Begin
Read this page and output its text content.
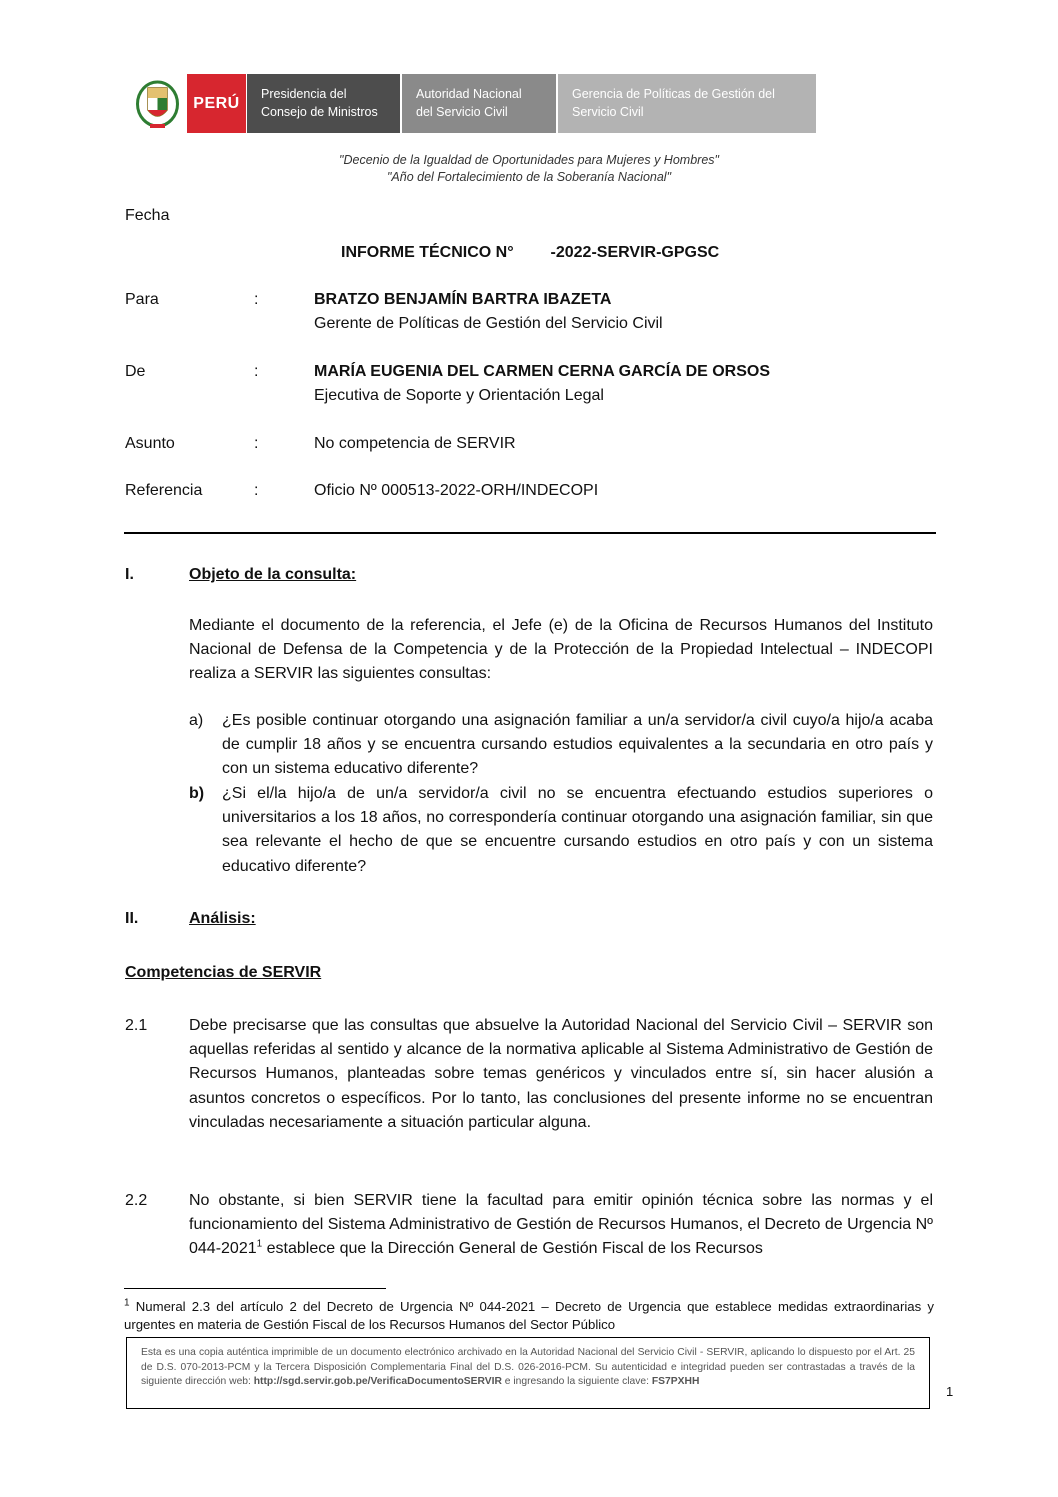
PERÚ
Presidencia del
Consejo de Ministros
Autoridad Nacional
del Servicio Civil
Gerencia de Políticas de Gestión del
Servicio Civil
"Decenio de la Igualdad de Oportunidades para Mujeres y Hombres"
"Año del Fortalecimiento de la Soberanía Nacional"
Fecha
INFORME TÉCNICO N° -2022-SERVIR-GPGSC
Para	:	BRATZO BENJAMÍN BARTRA IBAZETA
Gerente de Políticas de Gestión del Servicio Civil
De	:	MARÍA EUGENIA DEL CARMEN CERNA GARCÍA DE ORSOS
Ejecutiva de Soporte y Orientación Legal
Asunto	:	No competencia de SERVIR
Referencia	:	Oficio Nº 000513-2022-ORH/INDECOPI
I.	Objeto de la consulta:
Mediante el documento de la referencia, el Jefe (e) de la Oficina de Recursos Humanos del Instituto Nacional de Defensa de la Competencia y de la Protección de la Propiedad Intelectual – INDECOPI realiza a SERVIR las siguientes consultas:
a) ¿Es posible continuar otorgando una asignación familiar a un/a servidor/a civil cuyo/a hijo/a acaba de cumplir 18 años y se encuentra cursando estudios equivalentes a la secundaria en otro país y con un sistema educativo diferente?
b) ¿Si el/la hijo/a de un/a servidor/a civil no se encuentra efectuando estudios superiores o universitarios a los 18 años, no correspondería continuar otorgando una asignación familiar, sin que sea relevante el hecho de que se encuentre cursando estudios en otro país y con un sistema educativo diferente?
II.	Análisis:
Competencias de SERVIR
2.1	Debe precisarse que las consultas que absuelve la Autoridad Nacional del Servicio Civil – SERVIR son aquellas referidas al sentido y alcance de la normativa aplicable al Sistema Administrativo de Gestión de Recursos Humanos, planteadas sobre temas genéricos y vinculados entre sí, sin hacer alusión a asuntos concretos o específicos. Por lo tanto, las conclusiones del presente informe no se encuentran vinculadas necesariamente a situación particular alguna.
2.2	No obstante, si bien SERVIR tiene la facultad para emitir opinión técnica sobre las normas y el funcionamiento del Sistema Administrativo de Gestión de Recursos Humanos, el Decreto de Urgencia Nº 044-2021$^1$ establece que la Dirección General de Gestión Fiscal de los Recursos
$^1$ Numeral 2.3 del artículo 2 del Decreto de Urgencia Nº 044-2021 – Decreto de Urgencia que establece medidas extraordinarias y urgentes en materia de Gestión Fiscal de los Recursos Humanos del Sector Público
Esta es una copia auténtica imprimible de un documento electrónico archivado en la Autoridad Nacional del Servicio Civil - SERVIR, aplicando lo dispuesto por el Art. 25 de D.S. 070-2013-PCM y la Tercera Disposición Complementaria Final del D.S. 026-2016-PCM. Su autenticidad e integridad pueden ser contrastadas a través de la siguiente dirección web: http://sgd.servir.gob.pe/VerificaDocumentoSERVIR e ingresando la siguiente clave: FS7PXHH
1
End
PROBLEM TO SOLVE ▸ All of the data above should be quoted exactly, except for the pictures.

RESPONSE TO THIS EXERCISE ▸
Read this page and output its text content.
PERÚ
Presidencia del
Consejo de Ministros
Autoridad Nacional
del Servicio Civil
Gerencia de Políticas de Gestión del
Servicio Civil
"Decenio de la Igualdad de Oportunidades para Mujeres y Hombres"
"Año del Fortalecimiento de la Soberanía Nacional"
Fecha
INFORME TÉCNICO N° -2022-SERVIR-GPGSC
Para	:	BRATZO BENJAMÍN BARTRA IBAZETA
Gerente de Políticas de Gestión del Servicio Civil
De	:	MARÍA EUGENIA DEL CARMEN CERNA GARCÍA DE ORSOS
Ejecutiva de Soporte y Orientación Legal
Asunto	:	No competencia de SERVIR
Referencia	:	Oficio Nº 000513-2022-ORH/INDECOPI
I.	Objeto de la consulta:
Mediante el documento de la referencia, el Jefe (e) de la Oficina de Recursos Humanos del Instituto Nacional de Defensa de la Competencia y de la Protección de la Propiedad Intelectual – INDECOPI realiza a SERVIR las siguientes consultas:
a) ¿Es posible continuar otorgando una asignación familiar a un/a servidor/a civil cuyo/a hijo/a acaba de cumplir 18 años y se encuentra cursando estudios equivalentes a la secundaria en otro país y con un sistema educativo diferente?
b) ¿Si el/la hijo/a de un/a servidor/a civil no se encuentra efectuando estudios superiores o universitarios a los 18 años, no correspondería continuar otorgando una asignación familiar, sin que sea relevante el hecho de que se encuentre cursando estudios en otro país y con un sistema educativo diferente?
II.	Análisis:
Competencias de SERVIR
2.1	Debe precisarse que las consultas que absuelve la Autoridad Nacional del Servicio Civil – SERVIR son aquellas referidas al sentido y alcance de la normativa aplicable al Sistema Administrativo de Gestión de Recursos Humanos, planteadas sobre temas genéricos y vinculados entre sí, sin hacer alusión a asuntos concretos o específicos. Por lo tanto, las conclusiones del presente informe no se encuentran vinculadas necesariamente a situación particular alguna.
2.2	No obstante, si bien SERVIR tiene la facultad para emitir opinión técnica sobre las normas y el funcionamiento del Sistema Administrativo de Gestión de Recursos Humanos, el Decreto de Urgencia Nº 044-2021$^1$ establece que la Dirección General de Gestión Fiscal de los Recursos
$^1$ Numeral 2.3 del artículo 2 del Decreto de Urgencia Nº 044-2021 – Decreto de Urgencia que establece medidas extraordinarias y urgentes en materia de Gestión Fiscal de los Recursos Humanos del Sector Público
Esta es una copia auténtica imprimible de un documento electrónico archivado en la Autoridad Nacional del Servicio Civil - SERVIR, aplicando lo dispuesto por el Art. 25 de D.S. 070-2013-PCM y la Tercera Disposición Complementaria Final del D.S. 026-2016-PCM. Su autenticidad e integridad pueden ser contrastadas a través de la siguiente dirección web: http://sgd.servir.gob.pe/VerificaDocumentoSERVIR e ingresando la siguiente clave: FS7PXHH
1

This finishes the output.